begin Supplied material

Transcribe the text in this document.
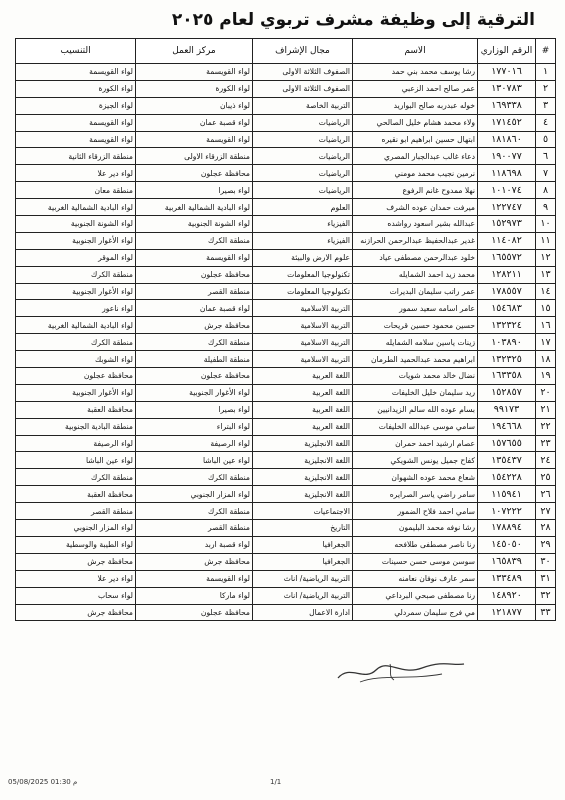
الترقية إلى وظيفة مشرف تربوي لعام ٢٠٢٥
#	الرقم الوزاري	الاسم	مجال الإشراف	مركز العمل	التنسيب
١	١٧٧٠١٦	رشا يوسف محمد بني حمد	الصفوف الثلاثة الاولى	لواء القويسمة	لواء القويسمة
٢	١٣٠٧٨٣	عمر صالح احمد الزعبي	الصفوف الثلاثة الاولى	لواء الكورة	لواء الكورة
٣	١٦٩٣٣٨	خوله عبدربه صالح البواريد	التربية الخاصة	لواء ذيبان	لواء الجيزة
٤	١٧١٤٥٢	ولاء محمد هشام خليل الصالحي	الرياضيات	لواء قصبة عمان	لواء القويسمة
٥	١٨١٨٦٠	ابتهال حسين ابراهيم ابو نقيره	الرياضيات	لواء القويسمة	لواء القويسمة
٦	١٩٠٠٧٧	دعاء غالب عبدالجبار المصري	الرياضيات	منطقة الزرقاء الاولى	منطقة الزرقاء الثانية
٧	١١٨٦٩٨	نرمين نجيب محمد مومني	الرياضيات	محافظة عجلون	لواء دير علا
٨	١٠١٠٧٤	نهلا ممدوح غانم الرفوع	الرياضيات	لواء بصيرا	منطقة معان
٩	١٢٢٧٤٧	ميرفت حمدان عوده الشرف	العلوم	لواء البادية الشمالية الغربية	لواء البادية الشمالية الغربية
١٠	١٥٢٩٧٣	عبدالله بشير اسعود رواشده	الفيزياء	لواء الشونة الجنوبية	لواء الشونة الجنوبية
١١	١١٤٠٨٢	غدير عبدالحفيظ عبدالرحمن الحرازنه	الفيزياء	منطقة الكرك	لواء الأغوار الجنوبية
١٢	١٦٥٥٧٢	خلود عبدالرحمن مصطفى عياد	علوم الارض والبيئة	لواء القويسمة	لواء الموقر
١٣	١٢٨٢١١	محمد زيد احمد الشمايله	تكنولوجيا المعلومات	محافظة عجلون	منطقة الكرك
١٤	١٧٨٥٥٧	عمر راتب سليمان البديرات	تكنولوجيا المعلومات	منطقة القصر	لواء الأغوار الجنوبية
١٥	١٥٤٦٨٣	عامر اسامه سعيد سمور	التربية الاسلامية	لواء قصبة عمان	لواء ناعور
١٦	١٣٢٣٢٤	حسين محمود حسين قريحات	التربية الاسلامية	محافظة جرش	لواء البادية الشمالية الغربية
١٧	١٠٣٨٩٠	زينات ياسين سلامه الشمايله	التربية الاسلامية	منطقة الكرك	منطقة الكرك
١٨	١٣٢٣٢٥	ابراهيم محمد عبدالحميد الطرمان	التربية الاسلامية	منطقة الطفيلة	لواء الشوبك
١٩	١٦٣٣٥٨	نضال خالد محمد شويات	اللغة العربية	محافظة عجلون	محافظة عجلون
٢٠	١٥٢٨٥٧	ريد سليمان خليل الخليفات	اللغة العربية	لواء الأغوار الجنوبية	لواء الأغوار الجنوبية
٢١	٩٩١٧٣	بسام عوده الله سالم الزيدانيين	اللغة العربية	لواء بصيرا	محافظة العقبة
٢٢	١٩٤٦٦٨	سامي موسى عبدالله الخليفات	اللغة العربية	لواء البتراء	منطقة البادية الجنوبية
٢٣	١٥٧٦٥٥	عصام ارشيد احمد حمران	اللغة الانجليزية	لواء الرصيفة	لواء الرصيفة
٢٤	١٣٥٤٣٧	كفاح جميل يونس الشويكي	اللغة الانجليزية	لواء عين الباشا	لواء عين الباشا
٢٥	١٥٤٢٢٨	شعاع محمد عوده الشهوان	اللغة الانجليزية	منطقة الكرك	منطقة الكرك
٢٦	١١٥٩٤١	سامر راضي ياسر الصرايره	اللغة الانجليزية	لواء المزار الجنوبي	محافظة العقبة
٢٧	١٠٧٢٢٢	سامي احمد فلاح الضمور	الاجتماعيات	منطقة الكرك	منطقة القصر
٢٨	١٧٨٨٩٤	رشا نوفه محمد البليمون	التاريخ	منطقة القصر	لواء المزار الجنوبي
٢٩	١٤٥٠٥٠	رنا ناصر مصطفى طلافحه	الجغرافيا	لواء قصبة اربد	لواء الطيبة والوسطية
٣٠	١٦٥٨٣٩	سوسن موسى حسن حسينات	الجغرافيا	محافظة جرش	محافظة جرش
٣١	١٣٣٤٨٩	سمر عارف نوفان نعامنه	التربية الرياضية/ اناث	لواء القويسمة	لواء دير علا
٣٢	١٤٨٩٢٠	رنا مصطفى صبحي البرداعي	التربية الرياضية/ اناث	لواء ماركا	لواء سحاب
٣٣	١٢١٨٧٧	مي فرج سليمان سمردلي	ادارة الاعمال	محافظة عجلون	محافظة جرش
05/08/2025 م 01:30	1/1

end Supplied material

Task details = Leave the pictures out and copy the rest of the data exactly.

The response =
Transcribe the text in this document.
الترقية إلى وظيفة مشرف تربوي لعام ٢٠٢٥
#	الرقم الوزاري	الاسم	مجال الإشراف	مركز العمل	التنسيب
١	١٧٧٠١٦	رشا يوسف محمد بني حمد	الصفوف الثلاثة الاولى	لواء القويسمة	لواء القويسمة
٢	١٣٠٧٨٣	عمر صالح احمد الزعبي	الصفوف الثلاثة الاولى	لواء الكورة	لواء الكورة
٣	١٦٩٣٣٨	خوله عبدربه صالح البواريد	التربية الخاصة	لواء ذيبان	لواء الجيزة
٤	١٧١٤٥٢	ولاء محمد هشام خليل الصالحي	الرياضيات	لواء قصبة عمان	لواء القويسمة
٥	١٨١٨٦٠	ابتهال حسين ابراهيم ابو نقيره	الرياضيات	لواء القويسمة	لواء القويسمة
٦	١٩٠٠٧٧	دعاء غالب عبدالجبار المصري	الرياضيات	منطقة الزرقاء الاولى	منطقة الزرقاء الثانية
٧	١١٨٦٩٨	نرمين نجيب محمد مومني	الرياضيات	محافظة عجلون	لواء دير علا
٨	١٠١٠٧٤	نهلا ممدوح غانم الرفوع	الرياضيات	لواء بصيرا	منطقة معان
٩	١٢٢٧٤٧	ميرفت حمدان عوده الشرف	العلوم	لواء البادية الشمالية الغربية	لواء البادية الشمالية الغربية
١٠	١٥٢٩٧٣	عبدالله بشير اسعود رواشده	الفيزياء	لواء الشونة الجنوبية	لواء الشونة الجنوبية
١١	١١٤٠٨٢	غدير عبدالحفيظ عبدالرحمن الحرازنه	الفيزياء	منطقة الكرك	لواء الأغوار الجنوبية
١٢	١٦٥٥٧٢	خلود عبدالرحمن مصطفى عياد	علوم الارض والبيئة	لواء القويسمة	لواء الموقر
١٣	١٢٨٢١١	محمد زيد احمد الشمايله	تكنولوجيا المعلومات	محافظة عجلون	منطقة الكرك
١٤	١٧٨٥٥٧	عمر راتب سليمان البديرات	تكنولوجيا المعلومات	منطقة القصر	لواء الأغوار الجنوبية
١٥	١٥٤٦٨٣	عامر اسامه سعيد سمور	التربية الاسلامية	لواء قصبة عمان	لواء ناعور
١٦	١٣٢٣٢٤	حسين محمود حسين قريحات	التربية الاسلامية	محافظة جرش	لواء البادية الشمالية الغربية
١٧	١٠٣٨٩٠	زينات ياسين سلامه الشمايله	التربية الاسلامية	منطقة الكرك	منطقة الكرك
١٨	١٣٢٣٢٥	ابراهيم محمد عبدالحميد الطرمان	التربية الاسلامية	منطقة الطفيلة	لواء الشوبك
١٩	١٦٣٣٥٨	نضال خالد محمد شويات	اللغة العربية	محافظة عجلون	محافظة عجلون
٢٠	١٥٢٨٥٧	ريد سليمان خليل الخليفات	اللغة العربية	لواء الأغوار الجنوبية	لواء الأغوار الجنوبية
٢١	٩٩١٧٣	بسام عوده الله سالم الزيدانيين	اللغة العربية	لواء بصيرا	محافظة العقبة
٢٢	١٩٤٦٦٨	سامي موسى عبدالله الخليفات	اللغة العربية	لواء البتراء	منطقة البادية الجنوبية
٢٣	١٥٧٦٥٥	عصام ارشيد احمد حمران	اللغة الانجليزية	لواء الرصيفة	لواء الرصيفة
٢٤	١٣٥٤٣٧	كفاح جميل يونس الشويكي	اللغة الانجليزية	لواء عين الباشا	لواء عين الباشا
٢٥	١٥٤٢٢٨	شعاع محمد عوده الشهوان	اللغة الانجليزية	منطقة الكرك	منطقة الكرك
٢٦	١١٥٩٤١	سامر راضي ياسر الصرايره	اللغة الانجليزية	لواء المزار الجنوبي	محافظة العقبة
٢٧	١٠٧٢٢٢	سامي احمد فلاح الضمور	الاجتماعيات	منطقة الكرك	منطقة القصر
٢٨	١٧٨٨٩٤	رشا نوفه محمد البليمون	التاريخ	منطقة القصر	لواء المزار الجنوبي
٢٩	١٤٥٠٥٠	رنا ناصر مصطفى طلافحه	الجغرافيا	لواء قصبة اربد	لواء الطيبة والوسطية
٣٠	١٦٥٨٣٩	سوسن موسى حسن حسينات	الجغرافيا	محافظة جرش	محافظة جرش
٣١	١٣٣٤٨٩	سمر عارف نوفان نعامنه	التربية الرياضية/ اناث	لواء القويسمة	لواء دير علا
٣٢	١٤٨٩٢٠	رنا مصطفى صبحي البرداعي	التربية الرياضية/ اناث	لواء ماركا	لواء سحاب
٣٣	١٢١٨٧٧	مي فرج سليمان سمردلي	ادارة الاعمال	محافظة عجلون	محافظة جرش
05/08/2025 م 01:30	1/1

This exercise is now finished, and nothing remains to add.